■ **WHAT TO PRODUCE**:
The answer should be a single number: how many lines of the entries below hold the word "true".
═════ PROVIDED ENTRIES ═════
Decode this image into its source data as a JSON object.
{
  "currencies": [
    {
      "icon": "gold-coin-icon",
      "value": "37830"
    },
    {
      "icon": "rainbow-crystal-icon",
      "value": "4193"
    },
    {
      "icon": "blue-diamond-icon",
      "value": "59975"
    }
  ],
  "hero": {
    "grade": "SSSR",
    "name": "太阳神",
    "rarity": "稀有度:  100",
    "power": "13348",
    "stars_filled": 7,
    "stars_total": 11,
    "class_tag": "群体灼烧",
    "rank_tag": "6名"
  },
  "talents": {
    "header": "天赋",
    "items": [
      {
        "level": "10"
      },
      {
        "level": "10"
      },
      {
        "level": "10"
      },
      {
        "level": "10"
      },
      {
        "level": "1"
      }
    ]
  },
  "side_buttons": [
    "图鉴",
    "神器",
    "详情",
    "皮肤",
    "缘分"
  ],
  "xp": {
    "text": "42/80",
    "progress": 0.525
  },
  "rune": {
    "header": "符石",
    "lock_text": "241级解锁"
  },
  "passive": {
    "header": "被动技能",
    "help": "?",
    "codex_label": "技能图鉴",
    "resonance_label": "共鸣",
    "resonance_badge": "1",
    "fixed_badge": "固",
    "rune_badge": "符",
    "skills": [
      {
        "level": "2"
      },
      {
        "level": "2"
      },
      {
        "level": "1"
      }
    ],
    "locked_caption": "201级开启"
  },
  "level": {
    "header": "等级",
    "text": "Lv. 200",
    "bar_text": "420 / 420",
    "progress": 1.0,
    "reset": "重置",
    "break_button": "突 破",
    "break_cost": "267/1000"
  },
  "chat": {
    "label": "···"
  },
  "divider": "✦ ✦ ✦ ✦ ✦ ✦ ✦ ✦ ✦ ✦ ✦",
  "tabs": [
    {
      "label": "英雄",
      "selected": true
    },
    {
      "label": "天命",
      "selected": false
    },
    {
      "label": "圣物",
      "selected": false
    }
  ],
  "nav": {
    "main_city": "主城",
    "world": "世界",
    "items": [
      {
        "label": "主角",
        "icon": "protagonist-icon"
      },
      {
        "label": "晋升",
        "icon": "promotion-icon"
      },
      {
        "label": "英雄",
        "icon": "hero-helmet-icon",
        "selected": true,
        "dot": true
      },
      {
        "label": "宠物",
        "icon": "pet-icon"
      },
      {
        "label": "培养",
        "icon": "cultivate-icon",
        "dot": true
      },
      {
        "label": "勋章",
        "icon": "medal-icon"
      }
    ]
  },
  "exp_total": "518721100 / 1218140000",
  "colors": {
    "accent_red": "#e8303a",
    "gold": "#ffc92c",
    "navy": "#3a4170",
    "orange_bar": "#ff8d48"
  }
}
═════
■ **TASK ANSWER**:
4